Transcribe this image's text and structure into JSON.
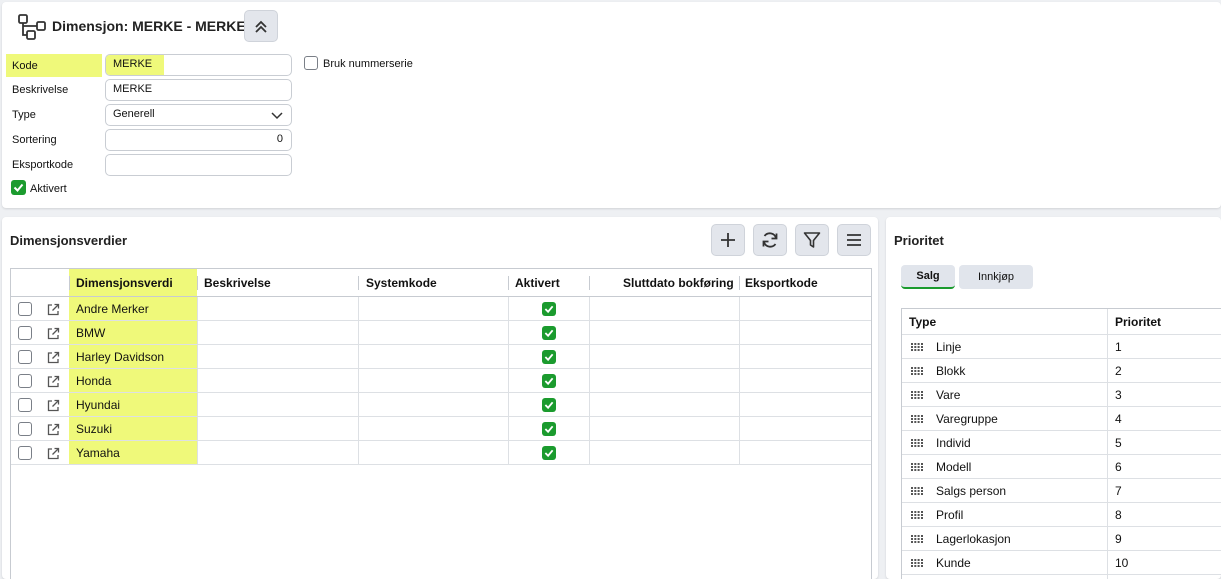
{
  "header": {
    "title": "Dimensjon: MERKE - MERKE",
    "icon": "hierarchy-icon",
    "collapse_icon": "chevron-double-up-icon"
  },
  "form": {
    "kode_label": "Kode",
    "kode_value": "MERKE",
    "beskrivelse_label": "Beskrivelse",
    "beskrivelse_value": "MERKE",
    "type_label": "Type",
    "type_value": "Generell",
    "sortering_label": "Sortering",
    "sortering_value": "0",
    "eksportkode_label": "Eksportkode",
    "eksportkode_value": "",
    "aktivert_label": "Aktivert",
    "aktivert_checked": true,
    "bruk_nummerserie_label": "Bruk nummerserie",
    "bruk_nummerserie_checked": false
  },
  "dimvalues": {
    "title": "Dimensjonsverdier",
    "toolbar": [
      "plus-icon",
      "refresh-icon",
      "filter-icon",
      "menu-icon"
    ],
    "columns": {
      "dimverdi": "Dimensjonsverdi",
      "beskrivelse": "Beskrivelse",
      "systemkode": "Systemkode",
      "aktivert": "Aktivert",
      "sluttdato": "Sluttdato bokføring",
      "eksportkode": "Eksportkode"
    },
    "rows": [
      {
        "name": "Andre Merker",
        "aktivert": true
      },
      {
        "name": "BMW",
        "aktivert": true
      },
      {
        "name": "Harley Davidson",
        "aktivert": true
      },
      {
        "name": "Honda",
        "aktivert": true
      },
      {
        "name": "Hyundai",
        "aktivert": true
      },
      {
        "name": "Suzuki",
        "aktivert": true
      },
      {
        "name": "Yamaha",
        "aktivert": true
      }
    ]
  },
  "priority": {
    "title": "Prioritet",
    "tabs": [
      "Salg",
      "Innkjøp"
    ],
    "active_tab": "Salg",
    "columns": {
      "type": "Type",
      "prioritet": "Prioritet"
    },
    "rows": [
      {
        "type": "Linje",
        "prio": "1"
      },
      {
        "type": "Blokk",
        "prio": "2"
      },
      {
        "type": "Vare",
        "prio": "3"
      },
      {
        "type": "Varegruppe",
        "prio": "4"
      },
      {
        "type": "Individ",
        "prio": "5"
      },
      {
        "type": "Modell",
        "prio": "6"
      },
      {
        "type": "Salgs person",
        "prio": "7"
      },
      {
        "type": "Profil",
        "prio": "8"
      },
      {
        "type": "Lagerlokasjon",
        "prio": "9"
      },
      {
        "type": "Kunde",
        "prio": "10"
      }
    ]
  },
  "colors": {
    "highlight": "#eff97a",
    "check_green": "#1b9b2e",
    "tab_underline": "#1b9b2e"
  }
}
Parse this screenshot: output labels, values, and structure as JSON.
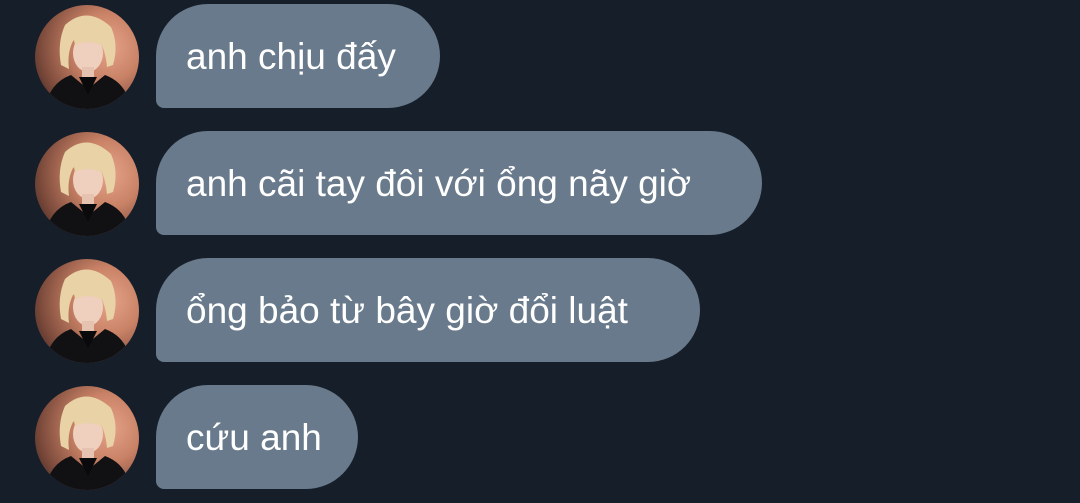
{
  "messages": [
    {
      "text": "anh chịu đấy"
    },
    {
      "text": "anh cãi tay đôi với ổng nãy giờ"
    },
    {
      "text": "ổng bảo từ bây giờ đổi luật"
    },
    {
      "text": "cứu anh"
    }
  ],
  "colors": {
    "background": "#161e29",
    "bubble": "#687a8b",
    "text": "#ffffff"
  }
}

######

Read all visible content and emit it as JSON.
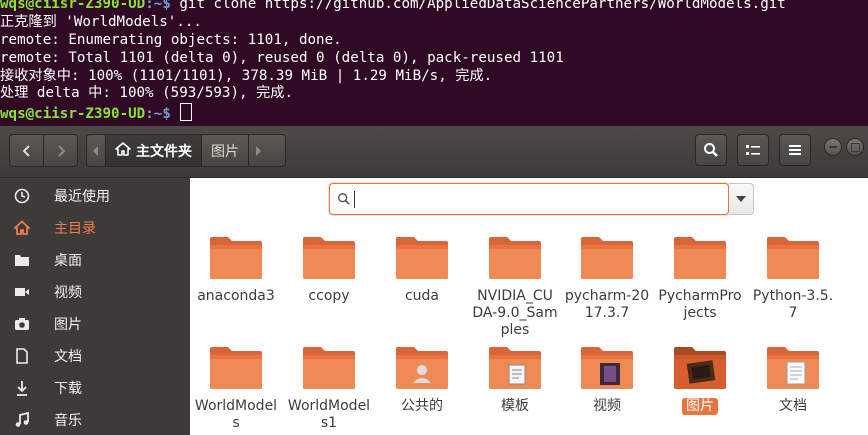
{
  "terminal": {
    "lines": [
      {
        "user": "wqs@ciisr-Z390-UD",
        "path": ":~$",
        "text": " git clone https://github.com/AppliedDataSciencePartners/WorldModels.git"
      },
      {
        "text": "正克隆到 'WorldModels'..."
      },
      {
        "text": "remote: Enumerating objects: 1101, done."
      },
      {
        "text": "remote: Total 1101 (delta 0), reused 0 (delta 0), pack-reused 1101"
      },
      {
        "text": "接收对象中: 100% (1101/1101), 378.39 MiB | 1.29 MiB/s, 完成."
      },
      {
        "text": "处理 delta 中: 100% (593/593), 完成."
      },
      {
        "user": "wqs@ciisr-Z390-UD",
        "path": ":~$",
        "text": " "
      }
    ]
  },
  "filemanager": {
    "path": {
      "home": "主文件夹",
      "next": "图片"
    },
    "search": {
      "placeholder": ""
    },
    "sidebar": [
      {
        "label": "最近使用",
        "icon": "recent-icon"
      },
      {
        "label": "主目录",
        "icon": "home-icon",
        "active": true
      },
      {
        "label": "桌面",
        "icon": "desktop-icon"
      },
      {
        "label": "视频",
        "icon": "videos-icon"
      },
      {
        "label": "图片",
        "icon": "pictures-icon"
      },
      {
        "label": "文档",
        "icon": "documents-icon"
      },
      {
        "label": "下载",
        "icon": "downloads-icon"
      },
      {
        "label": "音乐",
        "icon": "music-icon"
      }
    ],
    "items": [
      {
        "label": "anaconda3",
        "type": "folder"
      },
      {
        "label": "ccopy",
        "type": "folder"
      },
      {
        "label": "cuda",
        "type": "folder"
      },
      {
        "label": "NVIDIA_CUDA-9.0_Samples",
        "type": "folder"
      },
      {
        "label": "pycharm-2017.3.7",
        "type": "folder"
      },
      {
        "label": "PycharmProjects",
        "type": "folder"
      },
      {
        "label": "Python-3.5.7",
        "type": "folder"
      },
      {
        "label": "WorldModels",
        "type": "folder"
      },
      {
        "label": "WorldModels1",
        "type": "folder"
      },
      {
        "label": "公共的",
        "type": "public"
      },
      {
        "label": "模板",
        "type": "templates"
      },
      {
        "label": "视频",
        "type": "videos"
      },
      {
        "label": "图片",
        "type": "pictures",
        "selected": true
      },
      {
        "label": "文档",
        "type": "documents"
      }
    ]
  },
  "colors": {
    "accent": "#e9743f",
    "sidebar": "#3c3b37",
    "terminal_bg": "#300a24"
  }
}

######

#### EXERCISE REQUIREMENTS
Using the records above, select and copy every line that has the word "title".

#### THE RESULT
    "title": "Dimensjon: MERKE - MERKE",
    "title": "Dimensjonsverdier",
    "title": "Prioritet",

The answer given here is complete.